- WHAT TO DO -
Reproduce every one of the rows below verbatim, without changing a single character.
---------- RECORDS FOR PROCESSING
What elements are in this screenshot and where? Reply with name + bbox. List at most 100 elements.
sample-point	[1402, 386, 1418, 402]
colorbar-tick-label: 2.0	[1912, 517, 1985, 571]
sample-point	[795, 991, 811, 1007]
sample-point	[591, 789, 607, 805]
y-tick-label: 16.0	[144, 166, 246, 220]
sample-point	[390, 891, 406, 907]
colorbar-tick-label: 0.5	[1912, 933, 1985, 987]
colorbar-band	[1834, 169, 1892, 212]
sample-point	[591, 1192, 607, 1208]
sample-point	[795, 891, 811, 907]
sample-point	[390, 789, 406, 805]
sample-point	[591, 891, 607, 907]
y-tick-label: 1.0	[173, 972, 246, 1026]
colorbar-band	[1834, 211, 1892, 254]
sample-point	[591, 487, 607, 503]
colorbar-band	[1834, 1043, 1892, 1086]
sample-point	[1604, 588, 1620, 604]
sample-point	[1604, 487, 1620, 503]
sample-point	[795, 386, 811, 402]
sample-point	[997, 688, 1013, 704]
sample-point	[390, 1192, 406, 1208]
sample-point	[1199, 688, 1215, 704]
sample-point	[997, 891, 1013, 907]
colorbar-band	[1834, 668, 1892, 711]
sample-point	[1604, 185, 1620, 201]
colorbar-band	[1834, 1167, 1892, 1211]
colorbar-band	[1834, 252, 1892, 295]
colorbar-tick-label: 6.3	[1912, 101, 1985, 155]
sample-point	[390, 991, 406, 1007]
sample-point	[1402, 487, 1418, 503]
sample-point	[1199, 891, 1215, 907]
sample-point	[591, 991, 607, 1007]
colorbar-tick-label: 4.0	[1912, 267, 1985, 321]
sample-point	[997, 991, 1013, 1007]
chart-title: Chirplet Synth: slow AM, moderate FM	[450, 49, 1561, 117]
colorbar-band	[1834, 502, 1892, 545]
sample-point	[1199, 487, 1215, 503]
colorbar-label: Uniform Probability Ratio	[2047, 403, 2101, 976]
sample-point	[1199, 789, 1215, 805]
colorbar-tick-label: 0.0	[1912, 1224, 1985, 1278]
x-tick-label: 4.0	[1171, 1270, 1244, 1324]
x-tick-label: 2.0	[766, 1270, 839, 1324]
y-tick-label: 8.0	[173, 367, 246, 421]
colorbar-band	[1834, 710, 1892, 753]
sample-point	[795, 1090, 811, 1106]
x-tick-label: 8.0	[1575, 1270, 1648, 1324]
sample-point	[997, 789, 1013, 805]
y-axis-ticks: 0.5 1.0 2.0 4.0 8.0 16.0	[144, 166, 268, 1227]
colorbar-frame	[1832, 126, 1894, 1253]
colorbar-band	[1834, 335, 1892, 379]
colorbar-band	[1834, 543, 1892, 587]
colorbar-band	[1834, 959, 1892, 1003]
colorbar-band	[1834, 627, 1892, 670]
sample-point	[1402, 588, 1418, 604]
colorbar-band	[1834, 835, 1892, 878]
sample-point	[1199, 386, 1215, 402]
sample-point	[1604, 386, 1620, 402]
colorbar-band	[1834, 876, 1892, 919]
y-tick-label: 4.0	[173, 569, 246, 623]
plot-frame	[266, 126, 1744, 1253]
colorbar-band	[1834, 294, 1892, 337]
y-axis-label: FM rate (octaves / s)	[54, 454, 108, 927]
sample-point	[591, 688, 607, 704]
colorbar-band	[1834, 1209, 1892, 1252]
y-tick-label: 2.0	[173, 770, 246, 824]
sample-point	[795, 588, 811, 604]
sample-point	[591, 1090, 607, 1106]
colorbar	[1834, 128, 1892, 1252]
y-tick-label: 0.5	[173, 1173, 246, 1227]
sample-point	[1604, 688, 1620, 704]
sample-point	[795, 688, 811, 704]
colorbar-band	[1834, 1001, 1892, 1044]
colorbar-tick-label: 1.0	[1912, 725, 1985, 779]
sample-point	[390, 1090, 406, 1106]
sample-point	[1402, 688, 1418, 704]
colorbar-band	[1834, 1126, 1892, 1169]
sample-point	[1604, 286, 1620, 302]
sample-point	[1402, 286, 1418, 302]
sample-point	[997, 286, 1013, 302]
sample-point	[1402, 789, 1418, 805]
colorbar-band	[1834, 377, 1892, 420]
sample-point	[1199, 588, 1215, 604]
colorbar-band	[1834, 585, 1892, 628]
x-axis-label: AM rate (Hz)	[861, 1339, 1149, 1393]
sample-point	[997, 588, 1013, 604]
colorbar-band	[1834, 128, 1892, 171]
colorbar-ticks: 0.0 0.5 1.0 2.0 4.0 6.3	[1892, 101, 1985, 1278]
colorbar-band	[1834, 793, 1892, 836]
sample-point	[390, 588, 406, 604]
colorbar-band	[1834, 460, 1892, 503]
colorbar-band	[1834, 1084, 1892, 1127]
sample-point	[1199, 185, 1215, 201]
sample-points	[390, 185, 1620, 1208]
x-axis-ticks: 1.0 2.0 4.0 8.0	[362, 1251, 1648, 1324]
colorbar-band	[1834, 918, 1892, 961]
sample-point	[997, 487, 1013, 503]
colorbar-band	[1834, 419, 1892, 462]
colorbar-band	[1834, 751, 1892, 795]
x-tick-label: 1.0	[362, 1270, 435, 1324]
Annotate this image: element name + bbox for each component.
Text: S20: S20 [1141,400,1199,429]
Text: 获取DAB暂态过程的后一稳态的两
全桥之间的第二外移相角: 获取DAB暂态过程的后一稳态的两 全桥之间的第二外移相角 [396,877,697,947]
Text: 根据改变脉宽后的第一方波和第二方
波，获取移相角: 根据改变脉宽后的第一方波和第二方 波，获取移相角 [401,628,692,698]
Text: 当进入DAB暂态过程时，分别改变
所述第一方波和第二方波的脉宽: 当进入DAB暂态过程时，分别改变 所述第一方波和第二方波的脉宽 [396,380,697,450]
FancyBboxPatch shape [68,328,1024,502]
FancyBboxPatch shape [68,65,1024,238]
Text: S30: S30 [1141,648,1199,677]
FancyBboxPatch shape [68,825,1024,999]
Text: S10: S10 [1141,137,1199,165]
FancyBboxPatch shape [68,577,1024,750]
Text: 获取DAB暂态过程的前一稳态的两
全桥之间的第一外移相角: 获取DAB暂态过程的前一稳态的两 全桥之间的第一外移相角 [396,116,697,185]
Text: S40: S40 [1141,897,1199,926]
--------------------
- WRITTEN RESPONSE -
What elements are in this screenshot and where? Reply with name + bbox. List at most 100 elements.
sample-point	[1402, 386, 1418, 402]
colorbar-tick-label: 2.0	[1912, 517, 1985, 571]
sample-point	[795, 991, 811, 1007]
sample-point	[591, 789, 607, 805]
y-tick-label: 16.0	[144, 166, 246, 220]
sample-point	[390, 891, 406, 907]
colorbar-tick-label: 0.5	[1912, 933, 1985, 987]
colorbar-band	[1834, 169, 1892, 212]
sample-point	[591, 1192, 607, 1208]
sample-point	[795, 891, 811, 907]
sample-point	[390, 789, 406, 805]
sample-point	[591, 891, 607, 907]
y-tick-label: 1.0	[173, 972, 246, 1026]
colorbar-band	[1834, 211, 1892, 254]
sample-point	[591, 487, 607, 503]
colorbar-band	[1834, 1043, 1892, 1086]
sample-point	[1604, 588, 1620, 604]
sample-point	[1604, 487, 1620, 503]
sample-point	[795, 386, 811, 402]
sample-point	[997, 688, 1013, 704]
sample-point	[390, 1192, 406, 1208]
sample-point	[1199, 688, 1215, 704]
sample-point	[997, 891, 1013, 907]
colorbar-band	[1834, 668, 1892, 711]
sample-point	[1604, 185, 1620, 201]
colorbar-band	[1834, 1167, 1892, 1211]
colorbar-band	[1834, 252, 1892, 295]
colorbar-tick-label: 6.3	[1912, 101, 1985, 155]
sample-point	[390, 991, 406, 1007]
sample-point	[1402, 487, 1418, 503]
sample-point	[1199, 891, 1215, 907]
sample-point	[591, 991, 607, 1007]
colorbar-tick-label: 4.0	[1912, 267, 1985, 321]
sample-point	[997, 991, 1013, 1007]
chart-title: Chirplet Synth: slow AM, moderate FM	[450, 49, 1561, 117]
colorbar-band	[1834, 502, 1892, 545]
sample-point	[1199, 487, 1215, 503]
colorbar-label: Uniform Probability Ratio	[2047, 403, 2101, 976]
sample-point	[1199, 789, 1215, 805]
colorbar-tick-label: 0.0	[1912, 1224, 1985, 1278]
x-tick-label: 4.0	[1171, 1270, 1244, 1324]
x-tick-label: 2.0	[766, 1270, 839, 1324]
y-tick-label: 8.0	[173, 367, 246, 421]
colorbar-band	[1834, 710, 1892, 753]
sample-point	[795, 1090, 811, 1106]
x-tick-label: 8.0	[1575, 1270, 1648, 1324]
sample-point	[997, 789, 1013, 805]
y-axis-ticks: 0.5 1.0 2.0 4.0 8.0 16.0	[144, 166, 268, 1227]
colorbar-frame	[1832, 126, 1894, 1253]
colorbar-band	[1834, 335, 1892, 379]
colorbar-band	[1834, 543, 1892, 587]
colorbar-band	[1834, 959, 1892, 1003]
colorbar-band	[1834, 627, 1892, 670]
sample-point	[1402, 588, 1418, 604]
colorbar-band	[1834, 835, 1892, 878]
sample-point	[1199, 386, 1215, 402]
sample-point	[1604, 386, 1620, 402]
colorbar-band	[1834, 876, 1892, 919]
y-tick-label: 4.0	[173, 569, 246, 623]
plot-frame	[266, 126, 1744, 1253]
colorbar-band	[1834, 294, 1892, 337]
y-axis-label: FM rate (octaves / s)	[54, 454, 108, 927]
sample-point	[591, 688, 607, 704]
colorbar-band	[1834, 1209, 1892, 1252]
y-tick-label: 2.0	[173, 770, 246, 824]
sample-point	[795, 588, 811, 604]
sample-point	[591, 1090, 607, 1106]
colorbar	[1834, 128, 1892, 1252]
y-tick-label: 0.5	[173, 1173, 246, 1227]
sample-point	[1604, 688, 1620, 704]
sample-point	[795, 688, 811, 704]
colorbar-band	[1834, 1001, 1892, 1044]
colorbar-tick-label: 1.0	[1912, 725, 1985, 779]
sample-point	[390, 1090, 406, 1106]
sample-point	[1402, 688, 1418, 704]
colorbar-band	[1834, 1126, 1892, 1169]
sample-point	[1604, 286, 1620, 302]
sample-point	[1402, 286, 1418, 302]
sample-point	[997, 286, 1013, 302]
sample-point	[1402, 789, 1418, 805]
colorbar-band	[1834, 377, 1892, 420]
sample-point	[1199, 588, 1215, 604]
colorbar-band	[1834, 585, 1892, 628]
x-axis-label: AM rate (Hz)	[861, 1339, 1149, 1393]
sample-point	[997, 588, 1013, 604]
colorbar-band	[1834, 128, 1892, 171]
colorbar-ticks: 0.0 0.5 1.0 2.0 4.0 6.3	[1892, 101, 1985, 1278]
colorbar-band	[1834, 793, 1892, 836]
sample-point	[390, 588, 406, 604]
colorbar-band	[1834, 460, 1892, 503]
colorbar-band	[1834, 1084, 1892, 1127]
sample-point	[1199, 185, 1215, 201]
sample-points	[390, 185, 1620, 1208]
x-axis-ticks: 1.0 2.0 4.0 8.0	[362, 1251, 1648, 1324]
colorbar-band	[1834, 918, 1892, 961]
sample-point	[997, 487, 1013, 503]
colorbar-band	[1834, 419, 1892, 462]
colorbar-band	[1834, 751, 1892, 795]
x-tick-label: 1.0	[362, 1270, 435, 1324]
Annotate this image: element name + bbox for each component.
Text: S20: S20 [1141,400,1199,429]
Text: 获取DAB暂态过程的后一稳态的两
全桥之间的第二外移相角: 获取DAB暂态过程的后一稳态的两 全桥之间的第二外移相角 [396,877,697,947]
Text: 根据改变脉宽后的第一方波和第二方
波，获取移相角: 根据改变脉宽后的第一方波和第二方 波，获取移相角 [401,628,692,698]
Text: 当进入DAB暂态过程时，分别改变
所述第一方波和第二方波的脉宽: 当进入DAB暂态过程时，分别改变 所述第一方波和第二方波的脉宽 [396,380,697,450]
FancyBboxPatch shape [68,328,1024,502]
FancyBboxPatch shape [68,65,1024,238]
Text: S30: S30 [1141,648,1199,677]
FancyBboxPatch shape [68,825,1024,999]
Text: S10: S10 [1141,137,1199,165]
FancyBboxPatch shape [68,577,1024,750]
Text: 获取DAB暂态过程的前一稳态的两
全桥之间的第一外移相角: 获取DAB暂态过程的前一稳态的两 全桥之间的第一外移相角 [396,116,697,185]
Text: S40: S40 [1141,897,1199,926]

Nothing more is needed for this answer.